> _WHAT IS EXPECTED_
Copy each line that holds "T药物数量".

> _PROVIDED INFORMATION_
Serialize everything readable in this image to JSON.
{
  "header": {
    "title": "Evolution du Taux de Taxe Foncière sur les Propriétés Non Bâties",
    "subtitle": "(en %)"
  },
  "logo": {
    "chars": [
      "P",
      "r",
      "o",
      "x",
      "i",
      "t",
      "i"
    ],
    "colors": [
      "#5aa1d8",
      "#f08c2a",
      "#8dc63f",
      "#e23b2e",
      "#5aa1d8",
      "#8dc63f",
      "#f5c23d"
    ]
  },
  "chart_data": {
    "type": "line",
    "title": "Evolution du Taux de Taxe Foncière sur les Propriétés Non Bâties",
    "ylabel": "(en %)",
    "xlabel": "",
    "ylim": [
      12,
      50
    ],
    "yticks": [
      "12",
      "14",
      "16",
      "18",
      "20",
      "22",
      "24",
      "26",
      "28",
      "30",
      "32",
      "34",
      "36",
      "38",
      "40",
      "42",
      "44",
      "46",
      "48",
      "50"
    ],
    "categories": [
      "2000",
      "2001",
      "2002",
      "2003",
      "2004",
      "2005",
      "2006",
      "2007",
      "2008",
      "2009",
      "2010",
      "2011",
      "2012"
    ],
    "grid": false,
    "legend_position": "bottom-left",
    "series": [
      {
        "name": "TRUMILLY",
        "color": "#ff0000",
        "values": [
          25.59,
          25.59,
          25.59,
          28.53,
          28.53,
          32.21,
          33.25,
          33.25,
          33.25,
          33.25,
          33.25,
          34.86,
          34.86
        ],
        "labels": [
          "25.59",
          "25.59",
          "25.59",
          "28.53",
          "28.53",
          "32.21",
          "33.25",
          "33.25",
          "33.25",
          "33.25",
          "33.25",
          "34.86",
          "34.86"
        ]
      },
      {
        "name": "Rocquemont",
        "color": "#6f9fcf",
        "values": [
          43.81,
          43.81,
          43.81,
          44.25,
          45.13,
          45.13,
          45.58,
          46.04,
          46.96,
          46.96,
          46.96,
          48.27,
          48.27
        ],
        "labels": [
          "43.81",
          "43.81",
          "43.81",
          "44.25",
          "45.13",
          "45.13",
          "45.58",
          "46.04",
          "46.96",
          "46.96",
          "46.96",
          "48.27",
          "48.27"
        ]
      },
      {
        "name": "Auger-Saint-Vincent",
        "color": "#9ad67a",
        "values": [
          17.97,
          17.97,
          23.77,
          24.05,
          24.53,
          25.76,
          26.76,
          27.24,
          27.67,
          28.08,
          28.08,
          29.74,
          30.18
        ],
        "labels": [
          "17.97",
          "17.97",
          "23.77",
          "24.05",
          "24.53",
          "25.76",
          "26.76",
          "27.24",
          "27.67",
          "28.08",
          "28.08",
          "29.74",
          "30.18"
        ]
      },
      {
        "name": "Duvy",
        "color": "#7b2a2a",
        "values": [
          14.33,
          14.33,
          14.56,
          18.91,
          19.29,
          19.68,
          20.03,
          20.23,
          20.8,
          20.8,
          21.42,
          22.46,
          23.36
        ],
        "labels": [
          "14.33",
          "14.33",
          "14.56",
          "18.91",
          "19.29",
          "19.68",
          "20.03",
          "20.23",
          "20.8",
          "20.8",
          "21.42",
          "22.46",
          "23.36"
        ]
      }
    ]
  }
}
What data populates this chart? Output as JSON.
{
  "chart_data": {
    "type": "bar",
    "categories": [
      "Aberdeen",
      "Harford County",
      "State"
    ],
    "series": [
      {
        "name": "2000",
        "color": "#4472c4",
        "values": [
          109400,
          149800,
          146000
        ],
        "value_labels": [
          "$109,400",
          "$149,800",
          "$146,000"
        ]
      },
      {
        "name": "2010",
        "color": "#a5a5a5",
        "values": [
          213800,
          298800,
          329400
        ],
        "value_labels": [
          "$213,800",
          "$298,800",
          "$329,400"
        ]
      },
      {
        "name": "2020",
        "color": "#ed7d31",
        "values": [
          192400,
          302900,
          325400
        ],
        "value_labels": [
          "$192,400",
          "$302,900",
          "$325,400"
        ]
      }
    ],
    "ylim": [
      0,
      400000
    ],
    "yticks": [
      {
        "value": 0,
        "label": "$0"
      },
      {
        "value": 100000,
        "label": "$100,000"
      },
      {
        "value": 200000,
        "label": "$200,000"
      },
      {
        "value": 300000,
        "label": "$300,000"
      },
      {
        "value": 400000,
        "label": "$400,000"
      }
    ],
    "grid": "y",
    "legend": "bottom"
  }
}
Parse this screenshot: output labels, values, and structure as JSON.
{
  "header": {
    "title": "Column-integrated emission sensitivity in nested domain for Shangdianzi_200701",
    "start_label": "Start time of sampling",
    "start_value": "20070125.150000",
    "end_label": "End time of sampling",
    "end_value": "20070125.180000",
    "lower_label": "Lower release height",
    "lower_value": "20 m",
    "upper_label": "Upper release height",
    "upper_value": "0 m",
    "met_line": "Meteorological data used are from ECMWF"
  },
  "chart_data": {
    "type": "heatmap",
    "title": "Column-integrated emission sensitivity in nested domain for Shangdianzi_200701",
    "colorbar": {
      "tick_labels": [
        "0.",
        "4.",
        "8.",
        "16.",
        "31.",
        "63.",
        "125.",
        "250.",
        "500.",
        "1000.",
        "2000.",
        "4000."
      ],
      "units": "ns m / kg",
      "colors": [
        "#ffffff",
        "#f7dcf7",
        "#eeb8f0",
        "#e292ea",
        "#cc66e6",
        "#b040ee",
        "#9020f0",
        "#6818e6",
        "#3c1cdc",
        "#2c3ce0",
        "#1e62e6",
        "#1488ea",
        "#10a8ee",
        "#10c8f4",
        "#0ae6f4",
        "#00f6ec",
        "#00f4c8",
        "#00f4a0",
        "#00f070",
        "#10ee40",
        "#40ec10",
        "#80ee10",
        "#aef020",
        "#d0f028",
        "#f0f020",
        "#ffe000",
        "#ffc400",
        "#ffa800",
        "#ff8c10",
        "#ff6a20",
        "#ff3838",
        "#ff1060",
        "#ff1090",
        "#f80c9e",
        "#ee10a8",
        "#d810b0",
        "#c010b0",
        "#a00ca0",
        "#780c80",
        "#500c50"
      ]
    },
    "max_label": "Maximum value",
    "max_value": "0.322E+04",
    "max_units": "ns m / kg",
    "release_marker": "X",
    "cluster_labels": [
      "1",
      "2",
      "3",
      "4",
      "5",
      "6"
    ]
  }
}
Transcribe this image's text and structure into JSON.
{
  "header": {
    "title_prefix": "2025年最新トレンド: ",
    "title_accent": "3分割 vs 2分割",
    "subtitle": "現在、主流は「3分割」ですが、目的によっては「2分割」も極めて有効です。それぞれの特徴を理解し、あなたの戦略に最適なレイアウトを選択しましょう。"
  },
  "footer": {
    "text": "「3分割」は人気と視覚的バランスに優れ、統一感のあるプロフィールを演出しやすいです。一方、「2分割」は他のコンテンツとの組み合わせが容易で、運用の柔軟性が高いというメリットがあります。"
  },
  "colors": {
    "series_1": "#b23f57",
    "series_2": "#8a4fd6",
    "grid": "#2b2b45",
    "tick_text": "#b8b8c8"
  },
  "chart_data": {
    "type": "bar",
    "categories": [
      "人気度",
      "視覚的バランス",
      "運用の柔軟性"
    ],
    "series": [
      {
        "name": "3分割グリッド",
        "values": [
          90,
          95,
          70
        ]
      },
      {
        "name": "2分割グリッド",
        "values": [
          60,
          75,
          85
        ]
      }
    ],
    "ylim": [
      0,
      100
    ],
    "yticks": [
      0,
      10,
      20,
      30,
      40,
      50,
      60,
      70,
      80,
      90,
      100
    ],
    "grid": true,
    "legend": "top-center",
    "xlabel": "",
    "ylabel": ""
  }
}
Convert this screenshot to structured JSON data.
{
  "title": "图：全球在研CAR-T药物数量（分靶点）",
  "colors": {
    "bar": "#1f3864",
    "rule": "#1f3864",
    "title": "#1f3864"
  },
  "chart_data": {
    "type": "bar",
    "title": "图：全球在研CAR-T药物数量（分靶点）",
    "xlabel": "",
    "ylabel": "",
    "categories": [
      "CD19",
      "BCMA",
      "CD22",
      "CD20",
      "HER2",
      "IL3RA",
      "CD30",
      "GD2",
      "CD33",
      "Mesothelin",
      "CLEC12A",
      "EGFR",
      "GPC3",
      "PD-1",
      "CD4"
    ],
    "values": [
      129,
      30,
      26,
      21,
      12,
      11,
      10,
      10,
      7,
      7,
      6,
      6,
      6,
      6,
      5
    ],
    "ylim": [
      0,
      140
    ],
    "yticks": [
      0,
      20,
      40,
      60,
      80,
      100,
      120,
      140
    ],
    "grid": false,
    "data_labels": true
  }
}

> _SOLUTION TO THIS PROBLEM_
  "title": "图：全球在研CAR-T药物数量（分靶点）",
    "title": "图：全球在研CAR-T药物数量（分靶点）",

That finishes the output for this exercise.